» **Record excerpts**
------------------------------

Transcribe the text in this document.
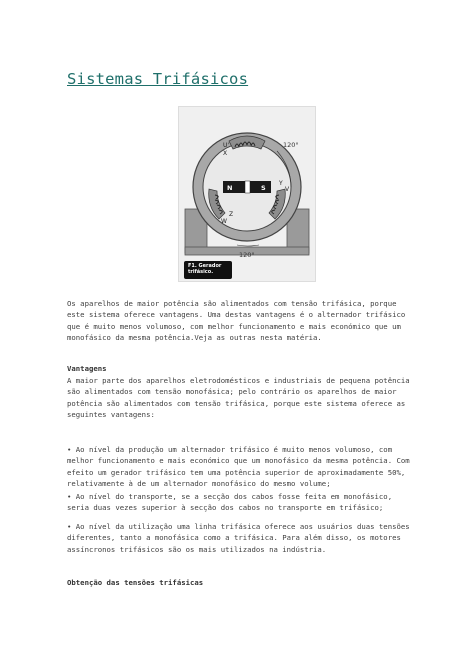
Sistemas Trifásicos
120°
120°
U'
X
N	S
Y
V
Z
W
F1. Gerador
trifásico.
Os aparelhos de maior potência são alimentados com tensão trifásica, porque este sistema oferece vantagens. Uma destas vantagens é o alternador trifásico que é muito menos volumoso, com melhor funcionamento e mais económico que um monofásico da mesma potência.Veja as outras nesta matéria.
Vantagens
A maior parte dos aparelhos eletrodomésticos e industriais de pequena potência são alimentados com tensão monofásica; pelo contrário os aparelhos de maior potência são alimentados com tensão trifásica, porque este sistema oferece as seguintes vantagens:
• Ao nível da produção um alternador trifásico é muito menos volumoso, com melhor funcionamento e mais económico que um monofásico da mesma potência. Com efeito um gerador trifásico tem uma potência superior de aproximadamente 50%, relativamente à de um alternador monofásico do mesmo volume;
• Ao nível do transporte, se a secção dos cabos fosse feita em monofásico, seria duas vezes superior à secção dos cabos no transporte em trifásico;
• Ao nível da utilização uma linha trifásica oferece aos usuários duas tensões diferentes, tanto a monofásica como a trifásica. Para além disso, os motores assíncronos trifásicos são os mais utilizados na indústria.
Obtenção das tensões trifásicas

------------------------------

» **The problem**
The data above needs to be retyped exactly, with the images left out.

» **Answer for the task**
Transcribe the text in this document.
Sistemas Trifásicos
120°
120°
U'
X
N	S
Y
V
Z
W
F1. Gerador
trifásico.
Os aparelhos de maior potência são alimentados com tensão trifásica, porque este sistema oferece vantagens. Uma destas vantagens é o alternador trifásico que é muito menos volumoso, com melhor funcionamento e mais económico que um monofásico da mesma potência.Veja as outras nesta matéria.
Vantagens
A maior parte dos aparelhos eletrodomésticos e industriais de pequena potência são alimentados com tensão monofásica; pelo contrário os aparelhos de maior potência são alimentados com tensão trifásica, porque este sistema oferece as seguintes vantagens:
• Ao nível da produção um alternador trifásico é muito menos volumoso, com melhor funcionamento e mais económico que um monofásico da mesma potência. Com efeito um gerador trifásico tem uma potência superior de aproximadamente 50%, relativamente à de um alternador monofásico do mesmo volume;
• Ao nível do transporte, se a secção dos cabos fosse feita em monofásico, seria duas vezes superior à secção dos cabos no transporte em trifásico;
• Ao nível da utilização uma linha trifásica oferece aos usuários duas tensões diferentes, tanto a monofásica como a trifásica. Para além disso, os motores assíncronos trifásicos são os mais utilizados na indústria.
Obtenção das tensões trifásicas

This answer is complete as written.